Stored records

□ □ □

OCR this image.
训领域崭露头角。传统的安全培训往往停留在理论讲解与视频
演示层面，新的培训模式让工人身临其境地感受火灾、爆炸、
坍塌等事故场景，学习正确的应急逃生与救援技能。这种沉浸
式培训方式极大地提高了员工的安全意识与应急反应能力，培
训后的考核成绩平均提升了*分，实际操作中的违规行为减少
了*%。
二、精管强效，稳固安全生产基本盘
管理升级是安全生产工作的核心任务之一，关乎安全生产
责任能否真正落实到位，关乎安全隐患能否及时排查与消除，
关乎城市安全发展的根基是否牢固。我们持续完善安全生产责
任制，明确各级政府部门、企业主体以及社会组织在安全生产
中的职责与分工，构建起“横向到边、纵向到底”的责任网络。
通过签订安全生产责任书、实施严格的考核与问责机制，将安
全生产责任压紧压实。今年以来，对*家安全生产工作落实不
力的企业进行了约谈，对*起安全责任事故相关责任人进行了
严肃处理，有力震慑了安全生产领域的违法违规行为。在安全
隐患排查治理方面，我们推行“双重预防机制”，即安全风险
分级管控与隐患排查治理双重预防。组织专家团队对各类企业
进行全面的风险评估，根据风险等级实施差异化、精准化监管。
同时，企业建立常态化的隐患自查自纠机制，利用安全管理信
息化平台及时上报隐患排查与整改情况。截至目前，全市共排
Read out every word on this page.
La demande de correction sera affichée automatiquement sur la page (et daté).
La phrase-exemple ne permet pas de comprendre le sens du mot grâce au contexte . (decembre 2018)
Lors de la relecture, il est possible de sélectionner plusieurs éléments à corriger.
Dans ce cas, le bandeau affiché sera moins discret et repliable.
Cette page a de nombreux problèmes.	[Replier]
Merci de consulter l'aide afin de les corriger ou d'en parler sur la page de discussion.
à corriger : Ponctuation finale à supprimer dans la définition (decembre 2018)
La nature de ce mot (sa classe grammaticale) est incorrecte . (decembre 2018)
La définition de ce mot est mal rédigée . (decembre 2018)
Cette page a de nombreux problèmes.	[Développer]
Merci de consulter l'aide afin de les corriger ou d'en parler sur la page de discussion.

□ □ □

- **What is asked**: All of the entries above should be written out again exactly.

- **The result**:
OCR this image.
训领域崭露头角。传统的安全培训往往停留在理论讲解与视频
演示层面，新的培训模式让工人身临其境地感受火灾、爆炸、
坍塌等事故场景，学习正确的应急逃生与救援技能。这种沉浸
式培训方式极大地提高了员工的安全意识与应急反应能力，培
训后的考核成绩平均提升了*分，实际操作中的违规行为减少
了*%。
二、精管强效，稳固安全生产基本盘
管理升级是安全生产工作的核心任务之一，关乎安全生产
责任能否真正落实到位，关乎安全隐患能否及时排查与消除，
关乎城市安全发展的根基是否牢固。我们持续完善安全生产责
任制，明确各级政府部门、企业主体以及社会组织在安全生产
中的职责与分工，构建起“横向到边、纵向到底”的责任网络。
通过签订安全生产责任书、实施严格的考核与问责机制，将安
全生产责任压紧压实。今年以来，对*家安全生产工作落实不
力的企业进行了约谈，对*起安全责任事故相关责任人进行了
严肃处理，有力震慑了安全生产领域的违法违规行为。在安全
隐患排查治理方面，我们推行“双重预防机制”，即安全风险
分级管控与隐患排查治理双重预防。组织专家团队对各类企业
进行全面的风险评估，根据风险等级实施差异化、精准化监管。
同时，企业建立常态化的隐患自查自纠机制，利用安全管理信
息化平台及时上报隐患排查与整改情况。截至目前，全市共排
Read out every word on this page.
La demande de correction sera affichée automatiquement sur la page (et daté).
La phrase-exemple ne permet pas de comprendre le sens du mot grâce au contexte . (decembre 2018)
Lors de la relecture, il est possible de sélectionner plusieurs éléments à corriger.
Dans ce cas, le bandeau affiché sera moins discret et repliable.
Cette page a de nombreux problèmes.	[Replier]
Merci de consulter l'aide afin de les corriger ou d'en parler sur la page de discussion.
à corriger : Ponctuation finale à supprimer dans la définition (decembre 2018)
La nature de ce mot (sa classe grammaticale) est incorrecte . (decembre 2018)
La définition de ce mot est mal rédigée . (decembre 2018)
Cette page a de nombreux problèmes.	[Développer]
Merci de consulter l'aide afin de les corriger ou d'en parler sur la page de discussion.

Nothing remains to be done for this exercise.